BEGIN Supplied data

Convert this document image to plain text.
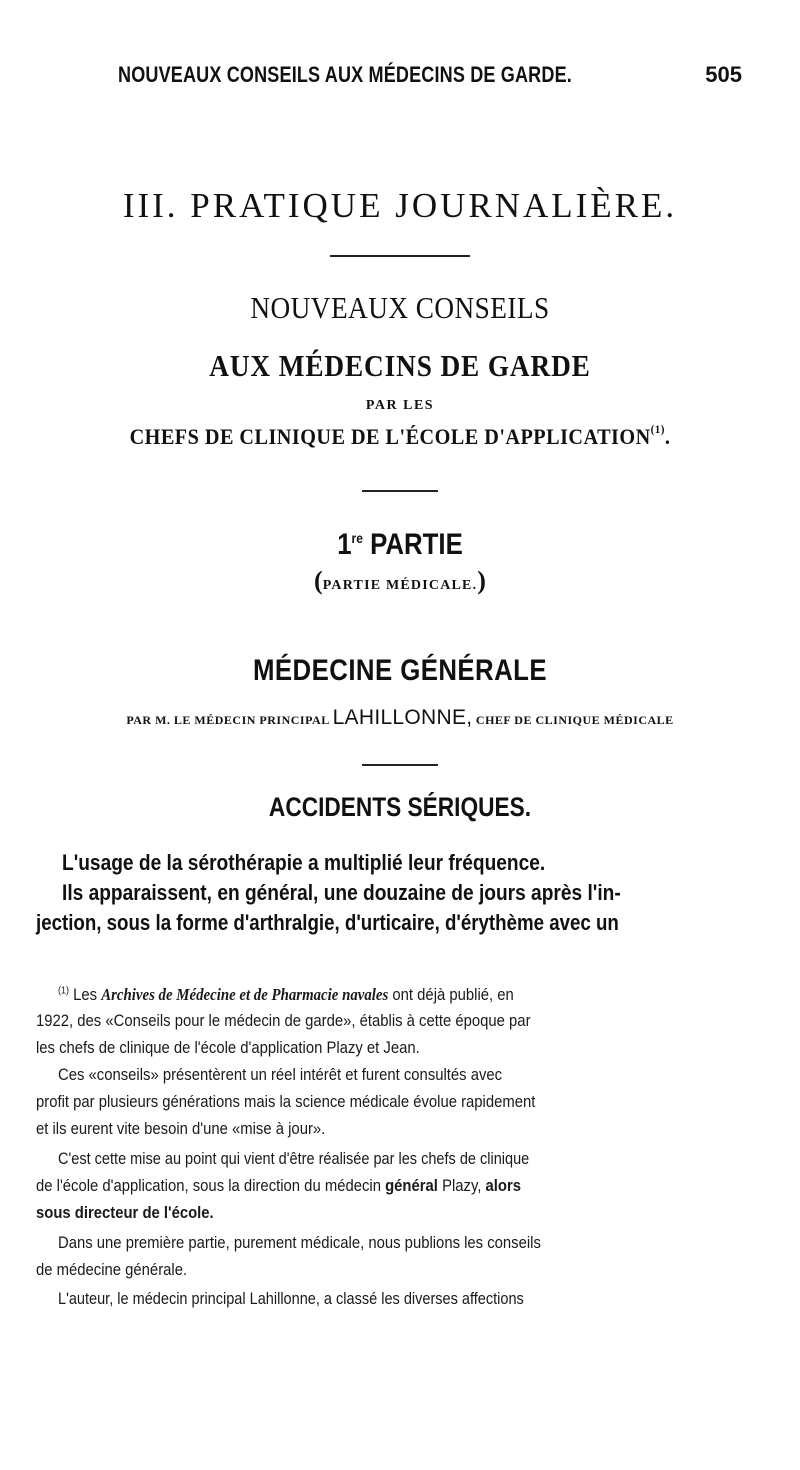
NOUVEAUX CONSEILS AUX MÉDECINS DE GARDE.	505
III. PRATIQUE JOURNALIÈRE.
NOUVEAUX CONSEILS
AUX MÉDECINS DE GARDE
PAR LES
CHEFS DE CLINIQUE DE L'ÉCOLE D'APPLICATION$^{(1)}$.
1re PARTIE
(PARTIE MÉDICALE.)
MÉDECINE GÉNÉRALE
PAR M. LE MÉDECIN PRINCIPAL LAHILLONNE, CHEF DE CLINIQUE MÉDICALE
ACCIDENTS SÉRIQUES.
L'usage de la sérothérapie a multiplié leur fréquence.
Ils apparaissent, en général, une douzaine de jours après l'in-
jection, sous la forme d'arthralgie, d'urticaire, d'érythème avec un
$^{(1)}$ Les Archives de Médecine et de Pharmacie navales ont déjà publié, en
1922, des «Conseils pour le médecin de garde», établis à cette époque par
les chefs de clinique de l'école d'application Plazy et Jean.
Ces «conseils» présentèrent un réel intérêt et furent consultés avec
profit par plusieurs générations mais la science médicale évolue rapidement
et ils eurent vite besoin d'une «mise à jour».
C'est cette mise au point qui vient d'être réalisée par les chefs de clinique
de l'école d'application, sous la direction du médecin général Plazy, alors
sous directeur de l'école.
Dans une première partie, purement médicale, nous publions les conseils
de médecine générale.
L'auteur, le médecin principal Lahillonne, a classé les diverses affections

END Supplied data

Go through the listing above and write it all out exactly, leaving out any picture.

Exercise response.
Convert this document image to plain text.
NOUVEAUX CONSEILS AUX MÉDECINS DE GARDE.	505
III. PRATIQUE JOURNALIÈRE.
NOUVEAUX CONSEILS
AUX MÉDECINS DE GARDE
PAR LES
CHEFS DE CLINIQUE DE L'ÉCOLE D'APPLICATION$^{(1)}$.
1re PARTIE
(PARTIE MÉDICALE.)
MÉDECINE GÉNÉRALE
PAR M. LE MÉDECIN PRINCIPAL LAHILLONNE, CHEF DE CLINIQUE MÉDICALE
ACCIDENTS SÉRIQUES.
L'usage de la sérothérapie a multiplié leur fréquence.
Ils apparaissent, en général, une douzaine de jours après l'in-
jection, sous la forme d'arthralgie, d'urticaire, d'érythème avec un
$^{(1)}$ Les Archives de Médecine et de Pharmacie navales ont déjà publié, en
1922, des «Conseils pour le médecin de garde», établis à cette époque par
les chefs de clinique de l'école d'application Plazy et Jean.
Ces «conseils» présentèrent un réel intérêt et furent consultés avec
profit par plusieurs générations mais la science médicale évolue rapidement
et ils eurent vite besoin d'une «mise à jour».
C'est cette mise au point qui vient d'être réalisée par les chefs de clinique
de l'école d'application, sous la direction du médecin général Plazy, alors
sous directeur de l'école.
Dans une première partie, purement médicale, nous publions les conseils
de médecine générale.
L'auteur, le médecin principal Lahillonne, a classé les diverses affections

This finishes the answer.